→ **Stated goal**: Copy the records below exactly as they appear.

[Data listing]
— Start —
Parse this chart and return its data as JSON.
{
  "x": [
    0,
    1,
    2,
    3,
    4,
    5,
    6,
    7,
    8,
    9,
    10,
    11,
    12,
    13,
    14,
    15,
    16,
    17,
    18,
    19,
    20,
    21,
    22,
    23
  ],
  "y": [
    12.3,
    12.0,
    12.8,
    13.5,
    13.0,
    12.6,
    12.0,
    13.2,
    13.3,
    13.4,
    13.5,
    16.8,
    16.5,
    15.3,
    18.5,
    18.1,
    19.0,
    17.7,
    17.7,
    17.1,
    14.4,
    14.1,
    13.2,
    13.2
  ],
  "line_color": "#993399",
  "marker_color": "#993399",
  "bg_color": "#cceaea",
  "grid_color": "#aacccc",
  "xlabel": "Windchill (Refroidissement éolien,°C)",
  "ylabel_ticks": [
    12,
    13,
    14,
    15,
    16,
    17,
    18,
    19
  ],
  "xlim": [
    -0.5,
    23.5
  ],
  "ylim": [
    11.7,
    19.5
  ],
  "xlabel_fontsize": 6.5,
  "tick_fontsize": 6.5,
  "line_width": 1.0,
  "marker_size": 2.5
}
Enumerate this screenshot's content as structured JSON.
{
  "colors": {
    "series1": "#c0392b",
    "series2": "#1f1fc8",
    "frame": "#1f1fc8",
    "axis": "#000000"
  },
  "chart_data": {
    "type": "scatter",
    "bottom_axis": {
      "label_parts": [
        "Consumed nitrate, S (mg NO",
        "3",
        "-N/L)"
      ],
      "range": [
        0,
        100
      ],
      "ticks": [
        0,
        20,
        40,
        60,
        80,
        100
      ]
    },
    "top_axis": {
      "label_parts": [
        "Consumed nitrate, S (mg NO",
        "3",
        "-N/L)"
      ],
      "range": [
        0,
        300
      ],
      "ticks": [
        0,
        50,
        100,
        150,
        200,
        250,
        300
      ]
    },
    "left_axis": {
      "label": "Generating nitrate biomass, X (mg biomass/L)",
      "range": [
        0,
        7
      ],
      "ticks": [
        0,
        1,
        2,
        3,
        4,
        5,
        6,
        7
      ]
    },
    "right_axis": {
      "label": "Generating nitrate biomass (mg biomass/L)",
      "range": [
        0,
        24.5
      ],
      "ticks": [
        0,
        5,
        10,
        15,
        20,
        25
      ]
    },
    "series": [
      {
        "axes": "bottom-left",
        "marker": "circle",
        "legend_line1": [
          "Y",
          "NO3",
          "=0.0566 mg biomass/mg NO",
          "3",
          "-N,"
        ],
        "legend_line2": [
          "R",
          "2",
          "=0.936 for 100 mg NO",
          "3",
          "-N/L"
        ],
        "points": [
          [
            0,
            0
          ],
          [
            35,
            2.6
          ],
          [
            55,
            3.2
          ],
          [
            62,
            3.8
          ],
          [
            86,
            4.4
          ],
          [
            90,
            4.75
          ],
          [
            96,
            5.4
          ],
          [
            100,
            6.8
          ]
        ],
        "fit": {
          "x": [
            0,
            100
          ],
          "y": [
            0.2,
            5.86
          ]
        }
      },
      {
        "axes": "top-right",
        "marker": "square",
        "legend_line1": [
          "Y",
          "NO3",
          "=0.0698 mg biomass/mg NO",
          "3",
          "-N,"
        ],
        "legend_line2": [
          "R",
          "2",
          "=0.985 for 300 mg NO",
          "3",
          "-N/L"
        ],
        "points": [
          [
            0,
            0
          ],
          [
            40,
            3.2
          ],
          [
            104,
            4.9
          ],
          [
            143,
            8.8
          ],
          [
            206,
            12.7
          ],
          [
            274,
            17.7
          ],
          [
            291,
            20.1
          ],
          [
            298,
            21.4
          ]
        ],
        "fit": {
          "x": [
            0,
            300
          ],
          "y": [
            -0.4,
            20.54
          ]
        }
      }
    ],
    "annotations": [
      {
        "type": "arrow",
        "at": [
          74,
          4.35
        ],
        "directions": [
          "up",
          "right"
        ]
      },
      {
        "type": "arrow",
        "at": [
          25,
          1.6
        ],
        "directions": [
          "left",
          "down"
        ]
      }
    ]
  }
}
— End —
→ **Solution**:
Parse this chart and return its data as JSON.
{
  "x": [
    0,
    1,
    2,
    3,
    4,
    5,
    6,
    7,
    8,
    9,
    10,
    11,
    12,
    13,
    14,
    15,
    16,
    17,
    18,
    19,
    20,
    21,
    22,
    23
  ],
  "y": [
    12.3,
    12.0,
    12.8,
    13.5,
    13.0,
    12.6,
    12.0,
    13.2,
    13.3,
    13.4,
    13.5,
    16.8,
    16.5,
    15.3,
    18.5,
    18.1,
    19.0,
    17.7,
    17.7,
    17.1,
    14.4,
    14.1,
    13.2,
    13.2
  ],
  "line_color": "#993399",
  "marker_color": "#993399",
  "bg_color": "#cceaea",
  "grid_color": "#aacccc",
  "xlabel": "Windchill (Refroidissement éolien,°C)",
  "ylabel_ticks": [
    12,
    13,
    14,
    15,
    16,
    17,
    18,
    19
  ],
  "xlim": [
    -0.5,
    23.5
  ],
  "ylim": [
    11.7,
    19.5
  ],
  "xlabel_fontsize": 6.5,
  "tick_fontsize": 6.5,
  "line_width": 1.0,
  "marker_size": 2.5
}
Enumerate this screenshot's content as structured JSON.
{
  "colors": {
    "series1": "#c0392b",
    "series2": "#1f1fc8",
    "frame": "#1f1fc8",
    "axis": "#000000"
  },
  "chart_data": {
    "type": "scatter",
    "bottom_axis": {
      "label_parts": [
        "Consumed nitrate, S (mg NO",
        "3",
        "-N/L)"
      ],
      "range": [
        0,
        100
      ],
      "ticks": [
        0,
        20,
        40,
        60,
        80,
        100
      ]
    },
    "top_axis": {
      "label_parts": [
        "Consumed nitrate, S (mg NO",
        "3",
        "-N/L)"
      ],
      "range": [
        0,
        300
      ],
      "ticks": [
        0,
        50,
        100,
        150,
        200,
        250,
        300
      ]
    },
    "left_axis": {
      "label": "Generating nitrate biomass, X (mg biomass/L)",
      "range": [
        0,
        7
      ],
      "ticks": [
        0,
        1,
        2,
        3,
        4,
        5,
        6,
        7
      ]
    },
    "right_axis": {
      "label": "Generating nitrate biomass (mg biomass/L)",
      "range": [
        0,
        24.5
      ],
      "ticks": [
        0,
        5,
        10,
        15,
        20,
        25
      ]
    },
    "series": [
      {
        "axes": "bottom-left",
        "marker": "circle",
        "legend_line1": [
          "Y",
          "NO3",
          "=0.0566 mg biomass/mg NO",
          "3",
          "-N,"
        ],
        "legend_line2": [
          "R",
          "2",
          "=0.936 for 100 mg NO",
          "3",
          "-N/L"
        ],
        "points": [
          [
            0,
            0
          ],
          [
            35,
            2.6
          ],
          [
            55,
            3.2
          ],
          [
            62,
            3.8
          ],
          [
            86,
            4.4
          ],
          [
            90,
            4.75
          ],
          [
            96,
            5.4
          ],
          [
            100,
            6.8
          ]
        ],
        "fit": {
          "x": [
            0,
            100
          ],
          "y": [
            0.2,
            5.86
          ]
        }
      },
      {
        "axes": "top-right",
        "marker": "square",
        "legend_line1": [
          "Y",
          "NO3",
          "=0.0698 mg biomass/mg NO",
          "3",
          "-N,"
        ],
        "legend_line2": [
          "R",
          "2",
          "=0.985 for 300 mg NO",
          "3",
          "-N/L"
        ],
        "points": [
          [
            0,
            0
          ],
          [
            40,
            3.2
          ],
          [
            104,
            4.9
          ],
          [
            143,
            8.8
          ],
          [
            206,
            12.7
          ],
          [
            274,
            17.7
          ],
          [
            291,
            20.1
          ],
          [
            298,
            21.4
          ]
        ],
        "fit": {
          "x": [
            0,
            300
          ],
          "y": [
            -0.4,
            20.54
          ]
        }
      }
    ],
    "annotations": [
      {
        "type": "arrow",
        "at": [
          74,
          4.35
        ],
        "directions": [
          "up",
          "right"
        ]
      },
      {
        "type": "arrow",
        "at": [
          25,
          1.6
        ],
        "directions": [
          "left",
          "down"
        ]
      }
    ]
  }
}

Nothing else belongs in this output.